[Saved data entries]

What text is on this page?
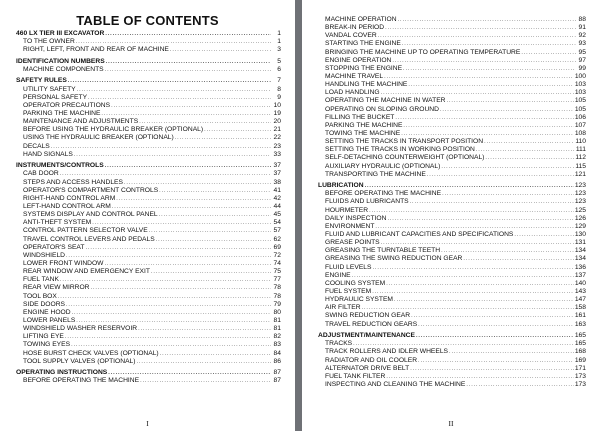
TABLE OF CONTENTS
460 LX TIER III EXCAVATOR .....	1
TO THE OWNER .....	1
RIGHT, LEFT, FRONT AND REAR OF MACHINE .....	3
IDENTIFICATION NUMBERS .....	5
MACHINE COMPONENTS .....	6
SAFETY RULES .....	7
UTILITY SAFETY .....	8
PERSONAL SAFETY .....	9
OPERATOR PRECAUTIONS .....	10
PARKING THE MACHINE .....	19
MAINTENANCE AND ADJUSTMENTS .....	20
BEFORE USING THE HYDRAULIC BREAKER (OPTIONAL) .....	21
USING THE HYDRAULIC BREAKER (OPTIONAL) .....	22
DECALS .....	23
HAND SIGNALS .....	33
INSTRUMENTS/CONTROLS .....	37
CAB DOOR .....	37
STEPS AND ACCESS HANDLES .....	38
OPERATOR'S COMPARTMENT CONTROLS .....	41
RIGHT-HAND CONTROL ARM .....	42
LEFT-HAND CONTROL ARM .....	44
SYSTEMS DISPLAY AND CONTROL PANEL .....	45
ANTI-THEFT SYSTEM .....	54
CONTROL PATTERN SELECTOR VALVE .....	57
TRAVEL CONTROL LEVERS AND PEDALS .....	62
OPERATOR'S SEAT .....	69
WINDSHIELD .....	72
LOWER FRONT WINDOW .....	74
REAR WINDOW AND EMERGENCY EXIT .....	75
FUEL TANK .....	77
REAR VIEW MIRROR .....	78
TOOL BOX .....	78
SIDE DOORS .....	79
ENGINE HOOD .....	80
LOWER PANELS .....	81
WINDSHIELD WASHER RESERVOIR .....	81
LIFTING EYE .....	82
TOWING EYES .....	83
HOSE BURST CHECK VALVES (OPTIONAL) .....	84
TOOL SUPPLY VALVES (OPTIONAL) .....	86
OPERATING INSTRUCTIONS .....	87
BEFORE OPERATING THE MACHINE .....	87
I
MACHINE OPERATION .....	88
BREAK-IN PERIOD .....	91
VANDAL COVER .....	92
STARTING THE ENGINE .....	93
BRINGING THE MACHINE UP TO OPERATING TEMPERATURE .....	95
ENGINE OPERATION .....	97
STOPPING THE ENGINE .....	99
MACHINE TRAVEL .....	100
HANDLING THE MACHINE .....	103
LOAD HANDLING .....	103
OPERATING THE MACHINE IN WATER .....	105
OPERATING ON SLOPING GROUND .....	105
FILLING THE BUCKET .....	106
PARKING THE MACHINE .....	107
TOWING THE MACHINE .....	108
SETTING THE TRACKS IN TRANSPORT POSITION .....	110
SETTING THE TRACKS IN WORKING POSITION .....	111
SELF-DETACHING COUNTERWEIGHT (OPTIONAL) .....	112
AUXILIARY HYDRAULIC (OPTIONAL) .....	115
TRANSPORTING THE MACHINE .....	121
LUBRICATION .....	123
BEFORE OPERATING THE MACHINE .....	123
FLUIDS AND LUBRICANTS .....	123
HOURMETER .....	125
DAILY INSPECTION .....	126
ENVIRONMENT .....	129
FLUID AND LUBRICANT CAPACITIES AND SPECIFICATIONS .....	130
GREASE POINTS .....	131
GREASING THE TURNTABLE TEETH .....	134
GREASING THE SWING REDUCTION GEAR .....	134
FLUID LEVELS .....	136
ENGINE .....	137
COOLING SYSTEM .....	140
FUEL SYSTEM .....	143
HYDRAULIC SYSTEM .....	147
AIR FILTER .....	158
SWING REDUCTION GEAR .....	161
TRAVEL REDUCTION GEARS .....	163
ADJUSTMENT/MAINTENANCE .....	165
TRACKS .....	165
TRACK ROLLERS AND IDLER WHEELS .....	168
RADIATOR AND OIL COOLER .....	169
ALTERNATOR DRIVE BELT .....	171
FUEL TANK FILTER .....	173
INSPECTING AND CLEANING THE MACHINE .....	173
II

Exercise requirements
Of the lines in this material, state how many hold the string "FUEL". Write no other words.

Correct response
3